**Problem details:** Set down every record once more, exactly as given.

**Listed records:**

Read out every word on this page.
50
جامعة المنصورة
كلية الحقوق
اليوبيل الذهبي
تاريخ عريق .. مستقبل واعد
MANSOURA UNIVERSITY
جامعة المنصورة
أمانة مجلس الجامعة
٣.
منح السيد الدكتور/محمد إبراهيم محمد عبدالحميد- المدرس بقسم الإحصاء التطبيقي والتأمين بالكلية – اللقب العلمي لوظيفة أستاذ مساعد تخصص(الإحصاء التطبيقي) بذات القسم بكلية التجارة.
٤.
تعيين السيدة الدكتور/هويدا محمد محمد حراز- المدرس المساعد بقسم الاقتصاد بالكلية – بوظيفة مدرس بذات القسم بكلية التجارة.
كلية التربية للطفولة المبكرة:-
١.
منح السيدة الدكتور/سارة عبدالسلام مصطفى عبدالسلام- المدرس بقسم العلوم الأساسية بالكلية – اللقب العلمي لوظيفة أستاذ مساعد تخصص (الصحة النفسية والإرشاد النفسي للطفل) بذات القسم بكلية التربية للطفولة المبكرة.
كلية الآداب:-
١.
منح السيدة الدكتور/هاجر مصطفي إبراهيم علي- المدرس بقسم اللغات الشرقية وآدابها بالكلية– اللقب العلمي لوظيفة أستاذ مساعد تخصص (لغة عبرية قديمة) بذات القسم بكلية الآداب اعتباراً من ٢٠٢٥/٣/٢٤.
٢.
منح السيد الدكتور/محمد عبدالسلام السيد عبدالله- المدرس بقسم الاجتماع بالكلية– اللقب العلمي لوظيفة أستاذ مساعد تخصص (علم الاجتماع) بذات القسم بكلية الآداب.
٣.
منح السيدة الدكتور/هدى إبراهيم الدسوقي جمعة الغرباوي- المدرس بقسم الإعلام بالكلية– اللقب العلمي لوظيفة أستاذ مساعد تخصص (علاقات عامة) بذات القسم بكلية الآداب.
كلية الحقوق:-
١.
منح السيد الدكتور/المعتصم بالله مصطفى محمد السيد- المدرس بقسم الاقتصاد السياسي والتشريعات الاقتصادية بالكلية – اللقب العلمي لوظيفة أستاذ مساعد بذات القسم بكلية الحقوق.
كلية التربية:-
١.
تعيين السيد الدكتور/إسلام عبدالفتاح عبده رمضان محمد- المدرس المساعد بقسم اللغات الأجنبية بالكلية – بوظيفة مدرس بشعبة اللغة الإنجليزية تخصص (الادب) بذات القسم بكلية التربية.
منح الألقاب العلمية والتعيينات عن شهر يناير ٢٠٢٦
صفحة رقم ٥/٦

**Output:**
Read out every word on this page.
50
جامعة المنصورة
كلية الحقوق
اليوبيل الذهبي
تاريخ عريق .. مستقبل واعد
MANSOURA UNIVERSITY
جامعة المنصورة
أمانة مجلس الجامعة
٣.
منح السيد الدكتور/محمد إبراهيم محمد عبدالحميد- المدرس بقسم الإحصاء التطبيقي والتأمين بالكلية – اللقب العلمي لوظيفة أستاذ مساعد تخصص(الإحصاء التطبيقي) بذات القسم بكلية التجارة.
٤.
تعيين السيدة الدكتور/هويدا محمد محمد حراز- المدرس المساعد بقسم الاقتصاد بالكلية – بوظيفة مدرس بذات القسم بكلية التجارة.
كلية التربية للطفولة المبكرة:-
١.
منح السيدة الدكتور/سارة عبدالسلام مصطفى عبدالسلام- المدرس بقسم العلوم الأساسية بالكلية – اللقب العلمي لوظيفة أستاذ مساعد تخصص (الصحة النفسية والإرشاد النفسي للطفل) بذات القسم بكلية التربية للطفولة المبكرة.
كلية الآداب:-
١.
منح السيدة الدكتور/هاجر مصطفي إبراهيم علي- المدرس بقسم اللغات الشرقية وآدابها بالكلية– اللقب العلمي لوظيفة أستاذ مساعد تخصص (لغة عبرية قديمة) بذات القسم بكلية الآداب اعتباراً من ٢٠٢٥/٣/٢٤.
٢.
منح السيد الدكتور/محمد عبدالسلام السيد عبدالله- المدرس بقسم الاجتماع بالكلية– اللقب العلمي لوظيفة أستاذ مساعد تخصص (علم الاجتماع) بذات القسم بكلية الآداب.
٣.
منح السيدة الدكتور/هدى إبراهيم الدسوقي جمعة الغرباوي- المدرس بقسم الإعلام بالكلية– اللقب العلمي لوظيفة أستاذ مساعد تخصص (علاقات عامة) بذات القسم بكلية الآداب.
كلية الحقوق:-
١.
منح السيد الدكتور/المعتصم بالله مصطفى محمد السيد- المدرس بقسم الاقتصاد السياسي والتشريعات الاقتصادية بالكلية – اللقب العلمي لوظيفة أستاذ مساعد بذات القسم بكلية الحقوق.
كلية التربية:-
١.
تعيين السيد الدكتور/إسلام عبدالفتاح عبده رمضان محمد- المدرس المساعد بقسم اللغات الأجنبية بالكلية – بوظيفة مدرس بشعبة اللغة الإنجليزية تخصص (الادب) بذات القسم بكلية التربية.
منح الألقاب العلمية والتعيينات عن شهر يناير ٢٠٢٦
صفحة رقم ٥/٦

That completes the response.